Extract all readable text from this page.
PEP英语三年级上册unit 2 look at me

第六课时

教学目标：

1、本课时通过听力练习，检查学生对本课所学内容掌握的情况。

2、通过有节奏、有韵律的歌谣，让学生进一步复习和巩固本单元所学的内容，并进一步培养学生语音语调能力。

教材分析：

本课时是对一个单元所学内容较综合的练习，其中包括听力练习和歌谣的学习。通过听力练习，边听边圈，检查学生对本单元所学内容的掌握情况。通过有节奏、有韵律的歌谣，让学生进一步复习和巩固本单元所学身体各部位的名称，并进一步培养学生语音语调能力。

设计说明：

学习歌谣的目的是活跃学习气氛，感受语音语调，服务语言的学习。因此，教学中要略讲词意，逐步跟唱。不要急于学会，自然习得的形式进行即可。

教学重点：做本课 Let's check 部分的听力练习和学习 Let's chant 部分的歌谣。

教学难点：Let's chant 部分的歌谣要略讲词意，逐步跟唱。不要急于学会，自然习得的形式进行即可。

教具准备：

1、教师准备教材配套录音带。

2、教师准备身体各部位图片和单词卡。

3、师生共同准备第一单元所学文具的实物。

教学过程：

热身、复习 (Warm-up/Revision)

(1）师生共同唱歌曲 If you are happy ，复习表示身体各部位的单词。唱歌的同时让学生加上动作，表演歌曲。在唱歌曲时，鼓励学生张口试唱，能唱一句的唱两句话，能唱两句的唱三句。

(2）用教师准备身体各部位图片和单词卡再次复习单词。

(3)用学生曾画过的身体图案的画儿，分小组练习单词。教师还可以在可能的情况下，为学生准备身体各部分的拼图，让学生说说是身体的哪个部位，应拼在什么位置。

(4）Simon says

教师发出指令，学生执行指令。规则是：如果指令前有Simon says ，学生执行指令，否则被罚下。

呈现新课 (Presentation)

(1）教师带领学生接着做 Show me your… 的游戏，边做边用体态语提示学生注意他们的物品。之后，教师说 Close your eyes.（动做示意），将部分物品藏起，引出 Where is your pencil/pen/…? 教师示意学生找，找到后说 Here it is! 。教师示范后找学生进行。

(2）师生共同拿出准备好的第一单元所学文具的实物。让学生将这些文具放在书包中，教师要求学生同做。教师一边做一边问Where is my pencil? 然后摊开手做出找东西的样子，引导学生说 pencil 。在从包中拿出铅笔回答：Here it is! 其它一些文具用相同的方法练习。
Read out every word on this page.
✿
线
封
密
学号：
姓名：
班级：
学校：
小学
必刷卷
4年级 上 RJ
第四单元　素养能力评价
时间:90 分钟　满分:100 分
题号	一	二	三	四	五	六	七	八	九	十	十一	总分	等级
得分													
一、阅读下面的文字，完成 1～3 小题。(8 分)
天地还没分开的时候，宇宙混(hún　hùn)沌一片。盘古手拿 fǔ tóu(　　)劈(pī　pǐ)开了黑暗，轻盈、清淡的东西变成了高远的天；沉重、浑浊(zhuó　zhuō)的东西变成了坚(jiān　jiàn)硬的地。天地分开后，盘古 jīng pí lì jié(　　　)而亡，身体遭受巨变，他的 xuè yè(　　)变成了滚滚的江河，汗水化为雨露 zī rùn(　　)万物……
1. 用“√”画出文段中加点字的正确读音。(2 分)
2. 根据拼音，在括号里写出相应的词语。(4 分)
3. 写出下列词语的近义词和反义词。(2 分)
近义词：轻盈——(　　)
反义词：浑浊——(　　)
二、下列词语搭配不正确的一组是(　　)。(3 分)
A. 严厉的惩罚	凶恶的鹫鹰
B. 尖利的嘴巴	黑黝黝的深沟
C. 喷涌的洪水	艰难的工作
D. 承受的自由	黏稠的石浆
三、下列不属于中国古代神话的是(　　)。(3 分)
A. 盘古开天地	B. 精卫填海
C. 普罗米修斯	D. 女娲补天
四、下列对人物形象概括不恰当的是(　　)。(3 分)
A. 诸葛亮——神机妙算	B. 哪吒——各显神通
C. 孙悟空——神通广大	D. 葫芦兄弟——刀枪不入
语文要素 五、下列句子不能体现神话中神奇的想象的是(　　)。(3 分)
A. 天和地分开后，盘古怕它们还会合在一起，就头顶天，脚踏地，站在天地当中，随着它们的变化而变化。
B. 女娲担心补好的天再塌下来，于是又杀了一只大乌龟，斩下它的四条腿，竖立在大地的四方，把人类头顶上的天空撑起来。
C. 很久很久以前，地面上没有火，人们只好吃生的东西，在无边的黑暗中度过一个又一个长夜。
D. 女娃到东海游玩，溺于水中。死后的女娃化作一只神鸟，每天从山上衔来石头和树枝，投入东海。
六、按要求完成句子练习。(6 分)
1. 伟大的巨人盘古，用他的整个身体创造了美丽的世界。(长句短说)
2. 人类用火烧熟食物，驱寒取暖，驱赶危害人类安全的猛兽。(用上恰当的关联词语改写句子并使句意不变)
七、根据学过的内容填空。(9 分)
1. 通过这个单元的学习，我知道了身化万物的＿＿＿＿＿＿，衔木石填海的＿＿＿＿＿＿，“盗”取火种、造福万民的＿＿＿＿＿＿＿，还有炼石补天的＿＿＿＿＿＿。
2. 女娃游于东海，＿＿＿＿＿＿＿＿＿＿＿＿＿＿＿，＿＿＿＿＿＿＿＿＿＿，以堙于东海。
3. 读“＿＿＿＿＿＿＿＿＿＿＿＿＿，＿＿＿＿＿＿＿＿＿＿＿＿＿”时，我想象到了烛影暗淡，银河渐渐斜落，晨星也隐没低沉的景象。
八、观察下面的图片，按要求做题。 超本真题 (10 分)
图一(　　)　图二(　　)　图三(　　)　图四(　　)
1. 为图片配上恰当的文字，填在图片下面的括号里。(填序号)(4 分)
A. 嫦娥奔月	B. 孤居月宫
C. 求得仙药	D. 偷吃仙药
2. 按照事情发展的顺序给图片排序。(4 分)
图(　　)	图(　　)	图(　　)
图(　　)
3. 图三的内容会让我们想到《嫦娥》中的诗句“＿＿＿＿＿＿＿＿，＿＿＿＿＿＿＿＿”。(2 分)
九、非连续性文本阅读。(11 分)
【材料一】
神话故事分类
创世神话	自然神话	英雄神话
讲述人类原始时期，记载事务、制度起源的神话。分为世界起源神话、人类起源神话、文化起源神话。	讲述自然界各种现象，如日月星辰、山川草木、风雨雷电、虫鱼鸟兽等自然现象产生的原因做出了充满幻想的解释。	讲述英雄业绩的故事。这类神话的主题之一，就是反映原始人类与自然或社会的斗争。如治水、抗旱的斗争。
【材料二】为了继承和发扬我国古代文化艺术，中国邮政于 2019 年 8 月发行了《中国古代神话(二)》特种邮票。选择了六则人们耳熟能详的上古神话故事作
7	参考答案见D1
*-*-*
Pick out each line that holds the string "says".

## Output of the task
(4）Simon says
教师发出指令，学生执行指令。规则是：如果指令前有Simon says ，学生执行指令，否则被罚下。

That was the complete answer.